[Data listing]
-*-
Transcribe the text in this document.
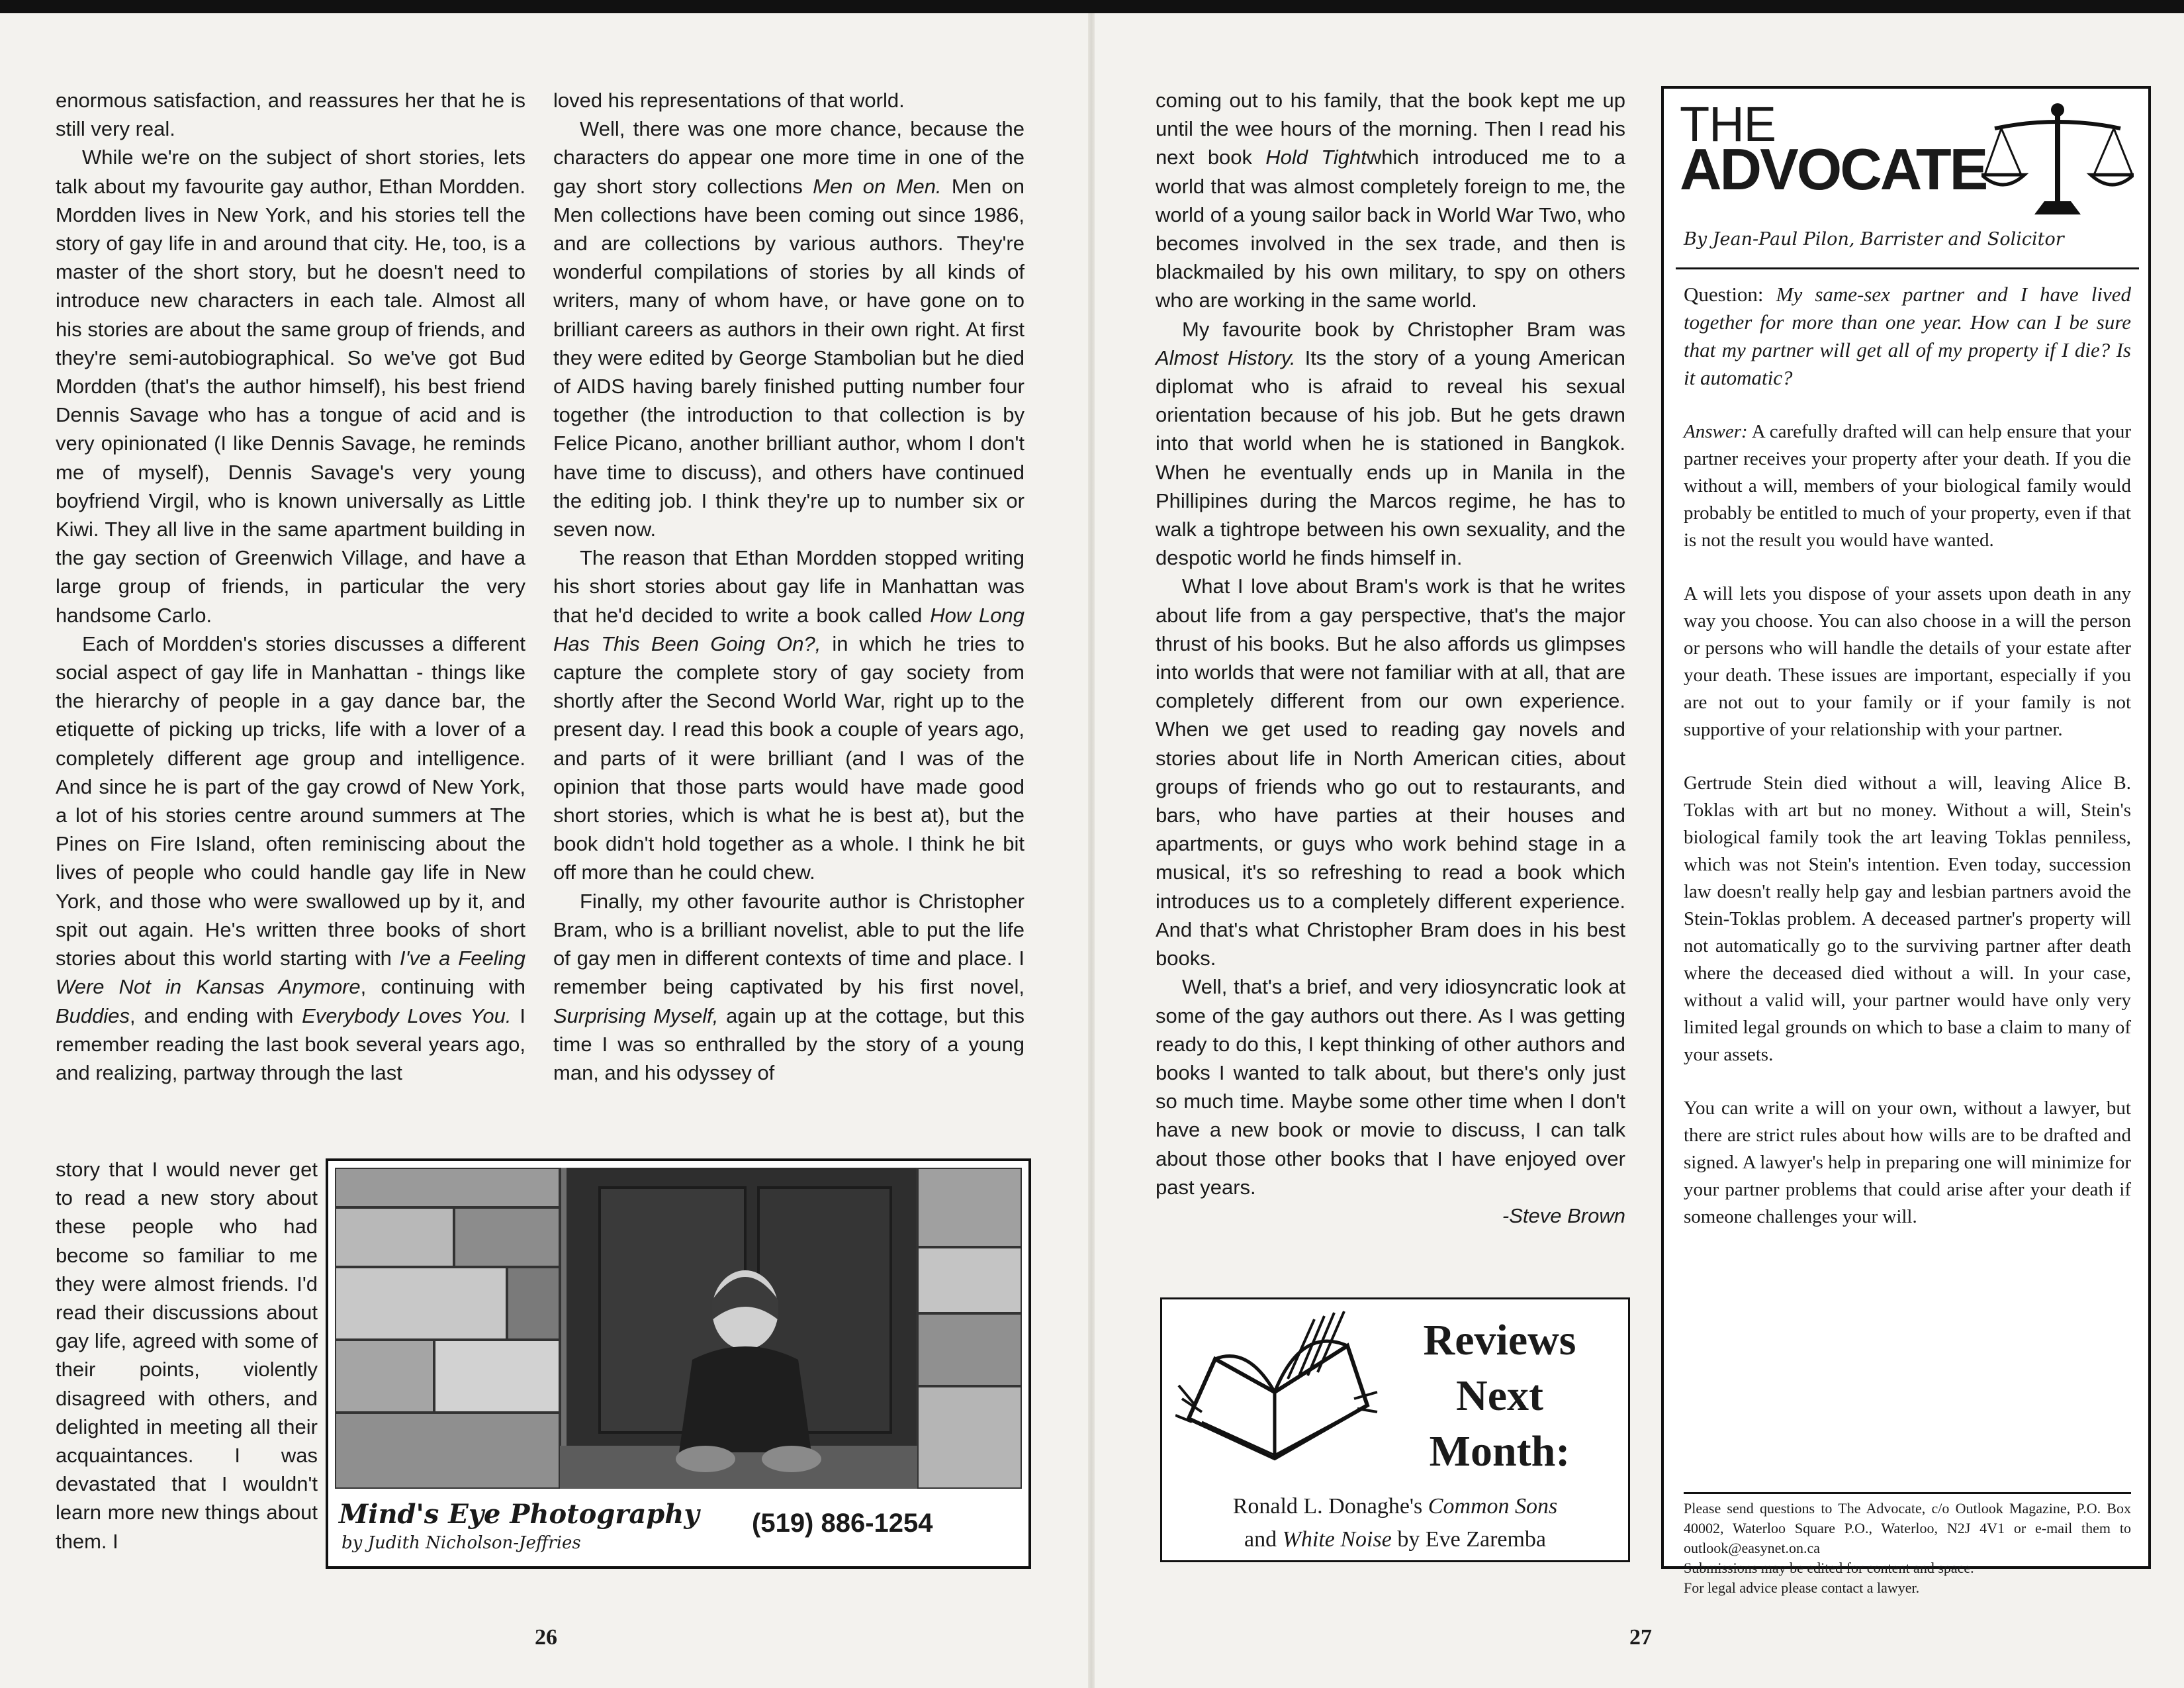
enormous satisfaction, and reassures her that he is still very real.

While we're on the subject of short stories, lets talk about my favourite gay author, Ethan Mordden. Mordden lives in New York, and his stories tell the story of gay life in and around that city. He, too, is a master of the short story, but he doesn't need to introduce new characters in each tale. Almost all his stories are about the same group of friends, and they're semi-autobiographical. So we've got Bud Mordden (that's the author himself), his best friend Dennis Savage who has a tongue of acid and is very opinionated (I like Dennis Savage, he reminds me of myself), Dennis Savage's very young boyfriend Virgil, who is known universally as Little Kiwi. They all live in the same apartment building in the gay section of Greenwich Village, and have a large group of friends, in particular the very handsome Carlo.

Each of Mordden's stories discusses a different social aspect of gay life in Manhattan - things like the hierarchy of people in a gay dance bar, the etiquette of picking up tricks, life with a lover of a completely different age group and intelligence. And since he is part of the gay crowd of New York, a lot of his stories centre around summers at The Pines on Fire Island, often reminiscing about the lives of people who could handle gay life in New York, and those who were swallowed up by it, and spit out again. He's written three books of short stories about this world starting with I've a Feeling Were Not in Kansas Anymore, continuing with Buddies, and ending with Everybody Loves You. I remember reading the last book several years ago, and realizing, partway through the last

story that I would never get to read a new story about these people who had become so familiar to me they were almost friends. I'd read their discussions about gay life, agreed with some of their points, violently disagreed with others, and delighted in meeting all their acquaintances. I was devastated that I wouldn't learn more new things about them. I

loved his representations of that world.

Well, there was one more chance, because the characters do appear one more time in one of the gay short story collections Men on Men. Men on Men collections have been coming out since 1986, and are collections by various authors. They're wonderful compilations of stories by all kinds of writers, many of whom have, or have gone on to brilliant careers as authors in their own right. At first they were edited by George Stambolian but he died of AIDS having barely finished putting number four together (the introduction to that collection is by Felice Picano, another brilliant author, whom I don't have time to discuss), and others have continued the editing job. I think they're up to number six or seven now.

The reason that Ethan Mordden stopped writing his short stories about gay life in Manhattan was that he'd decided to write a book called How Long Has This Been Going On?, in which he tries to capture the complete story of gay society from shortly after the Second World War, right up to the present day. I read this book a couple of years ago, and parts of it were brilliant (and I was of the opinion that those parts would have made good short stories, which is what he is best at), but the book didn't hold together as a whole. I think he bit off more than he could chew.

Finally, my other favourite author is Christopher Bram, who is a brilliant novelist, able to put the life of gay men in different contexts of time and place. I remember being captivated by his first novel, Surprising Myself, again up at the cottage, but this time I was so enthralled by the story of a young man, and his odyssey of

Mind's Eye Photography
by Judith Nicholson-Jeffries
(519) 886-1254
26

coming out to his family, that the book kept me up until the wee hours of the morning. Then I read his next book Hold Tightwhich introduced me to a world that was almost completely foreign to me, the world of a young sailor back in World War Two, who becomes involved in the sex trade, and then is blackmailed by his own military, to spy on others who are working in the same world.

My favourite book by Christopher Bram was Almost History. Its the story of a young American diplomat who is afraid to reveal his sexual orientation because of his job. But he gets drawn into that world when he is stationed in Bangkok. When he eventually ends up in Manila in the Phillipines during the Marcos regime, he has to walk a tightrope between his own sexuality, and the despotic world he finds himself in.

What I love about Bram's work is that he writes about life from a gay perspective, that's the major thrust of his books. But he also affords us glimpses into worlds that were not familiar with at all, that are completely different from our own experience. When we get used to reading gay novels and stories about life in North American cities, about groups of friends who go out to restaurants, and bars, who have parties at their houses and apartments, or guys who work behind stage in a musical, it's so refreshing to read a book which introduces us to a completely different experience. And that's what Christopher Bram does in his best books.

Well, that's a brief, and very idiosyncratic look at some of the gay authors out there. As I was getting ready to do this, I kept thinking of other authors and books I wanted to talk about, but there's only just so much time. Maybe some other time when I don't have a new book or movie to discuss, I can talk about those other books that I have enjoyed over past years.

-Steve Brown

Reviews
Next
Month:
Ronald L. Donaghe's Common Sons
and White Noise by Eve Zaremba
27
THE
ADVOCATE
By Jean-Paul Pilon, Barrister and Solicitor

Question: My same-sex partner and I have lived together for more than one year. How can I be sure that my partner will get all of my property if I die? Is it automatic?

Answer: A carefully drafted will can help ensure that your partner receives your property after your death. If you die without a will, members of your biological family would probably be entitled to much of your property, even if that is not the result you would have wanted.

A will lets you dispose of your assets upon death in any way you choose. You can also choose in a will the person or persons who will handle the details of your estate after your death. These issues are important, especially if you are not out to your family or if your family is not supportive of your relationship with your partner.

Gertrude Stein died without a will, leaving Alice B. Toklas with art but no money. Without a will, Stein's biological family took the art leaving Toklas penniless, which was not Stein's intention. Even today, succession law doesn't really help gay and lesbian partners avoid the Stein-Toklas problem. A deceased partner's property will not automatically go to the surviving partner after death where the deceased died without a will. In your case, without a valid will, your partner would have only very limited legal grounds on which to base a claim to many of your assets.

You can write a will on your own, without a lawyer, but there are strict rules about how wills are to be drafted and signed. A lawyer's help in preparing one will minimize for your partner problems that could arise after your death if someone challenges your will.

Please send questions to The Advocate, c/o Outlook Magazine, P.O. Box 40002, Waterloo Square P.O., Waterloo, N2J 4V1 or e-mail them to outlook@easynet.on.ca

Submissions may be edited for content and space.

For legal advice please contact a lawyer.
-*-
- _Objective_
Give back every line exactly as it stands, pictures excluded.

- _The answer_
Transcribe the text in this document.
enormous satisfaction, and reassures her that he is still very real.

While we're on the subject of short stories, lets talk about my favourite gay author, Ethan Mordden. Mordden lives in New York, and his stories tell the story of gay life in and around that city. He, too, is a master of the short story, but he doesn't need to introduce new characters in each tale. Almost all his stories are about the same group of friends, and they're semi-autobiographical. So we've got Bud Mordden (that's the author himself), his best friend Dennis Savage who has a tongue of acid and is very opinionated (I like Dennis Savage, he reminds me of myself), Dennis Savage's very young boyfriend Virgil, who is known universally as Little Kiwi. They all live in the same apartment building in the gay section of Greenwich Village, and have a large group of friends, in particular the very handsome Carlo.

Each of Mordden's stories discusses a different social aspect of gay life in Manhattan - things like the hierarchy of people in a gay dance bar, the etiquette of picking up tricks, life with a lover of a completely different age group and intelligence. And since he is part of the gay crowd of New York, a lot of his stories centre around summers at The Pines on Fire Island, often reminiscing about the lives of people who could handle gay life in New York, and those who were swallowed up by it, and spit out again. He's written three books of short stories about this world starting with I've a Feeling Were Not in Kansas Anymore, continuing with Buddies, and ending with Everybody Loves You. I remember reading the last book several years ago, and realizing, partway through the last

story that I would never get to read a new story about these people who had become so familiar to me they were almost friends. I'd read their discussions about gay life, agreed with some of their points, violently disagreed with others, and delighted in meeting all their acquaintances. I was devastated that I wouldn't learn more new things about them. I

loved his representations of that world.

Well, there was one more chance, because the characters do appear one more time in one of the gay short story collections Men on Men. Men on Men collections have been coming out since 1986, and are collections by various authors. They're wonderful compilations of stories by all kinds of writers, many of whom have, or have gone on to brilliant careers as authors in their own right. At first they were edited by George Stambolian but he died of AIDS having barely finished putting number four together (the introduction to that collection is by Felice Picano, another brilliant author, whom I don't have time to discuss), and others have continued the editing job. I think they're up to number six or seven now.

The reason that Ethan Mordden stopped writing his short stories about gay life in Manhattan was that he'd decided to write a book called How Long Has This Been Going On?, in which he tries to capture the complete story of gay society from shortly after the Second World War, right up to the present day. I read this book a couple of years ago, and parts of it were brilliant (and I was of the opinion that those parts would have made good short stories, which is what he is best at), but the book didn't hold together as a whole. I think he bit off more than he could chew.

Finally, my other favourite author is Christopher Bram, who is a brilliant novelist, able to put the life of gay men in different contexts of time and place. I remember being captivated by his first novel, Surprising Myself, again up at the cottage, but this time I was so enthralled by the story of a young man, and his odyssey of

Mind's Eye Photography
by Judith Nicholson-Jeffries
(519) 886-1254
26

coming out to his family, that the book kept me up until the wee hours of the morning. Then I read his next book Hold Tightwhich introduced me to a world that was almost completely foreign to me, the world of a young sailor back in World War Two, who becomes involved in the sex trade, and then is blackmailed by his own military, to spy on others who are working in the same world.

My favourite book by Christopher Bram was Almost History. Its the story of a young American diplomat who is afraid to reveal his sexual orientation because of his job. But he gets drawn into that world when he is stationed in Bangkok. When he eventually ends up in Manila in the Phillipines during the Marcos regime, he has to walk a tightrope between his own sexuality, and the despotic world he finds himself in.

What I love about Bram's work is that he writes about life from a gay perspective, that's the major thrust of his books. But he also affords us glimpses into worlds that were not familiar with at all, that are completely different from our own experience. When we get used to reading gay novels and stories about life in North American cities, about groups of friends who go out to restaurants, and bars, who have parties at their houses and apartments, or guys who work behind stage in a musical, it's so refreshing to read a book which introduces us to a completely different experience. And that's what Christopher Bram does in his best books.

Well, that's a brief, and very idiosyncratic look at some of the gay authors out there. As I was getting ready to do this, I kept thinking of other authors and books I wanted to talk about, but there's only just so much time. Maybe some other time when I don't have a new book or movie to discuss, I can talk about those other books that I have enjoyed over past years.

-Steve Brown

Reviews
Next
Month:
Ronald L. Donaghe's Common Sons
and White Noise by Eve Zaremba
27
THE
ADVOCATE
By Jean-Paul Pilon, Barrister and Solicitor

Question: My same-sex partner and I have lived together for more than one year. How can I be sure that my partner will get all of my property if I die? Is it automatic?

Answer: A carefully drafted will can help ensure that your partner receives your property after your death. If you die without a will, members of your biological family would probably be entitled to much of your property, even if that is not the result you would have wanted.

A will lets you dispose of your assets upon death in any way you choose. You can also choose in a will the person or persons who will handle the details of your estate after your death. These issues are important, especially if you are not out to your family or if your family is not supportive of your relationship with your partner.

Gertrude Stein died without a will, leaving Alice B. Toklas with art but no money. Without a will, Stein's biological family took the art leaving Toklas penniless, which was not Stein's intention. Even today, succession law doesn't really help gay and lesbian partners avoid the Stein-Toklas problem. A deceased partner's property will not automatically go to the surviving partner after death where the deceased died without a will. In your case, without a valid will, your partner would have only very limited legal grounds on which to base a claim to many of your assets.

You can write a will on your own, without a lawyer, but there are strict rules about how wills are to be drafted and signed. A lawyer's help in preparing one will minimize for your partner problems that could arise after your death if someone challenges your will.

Please send questions to The Advocate, c/o Outlook Magazine, P.O. Box 40002, Waterloo Square P.O., Waterloo, N2J 4V1 or e-mail them to outlook@easynet.on.ca

Submissions may be edited for content and space.

For legal advice please contact a lawyer.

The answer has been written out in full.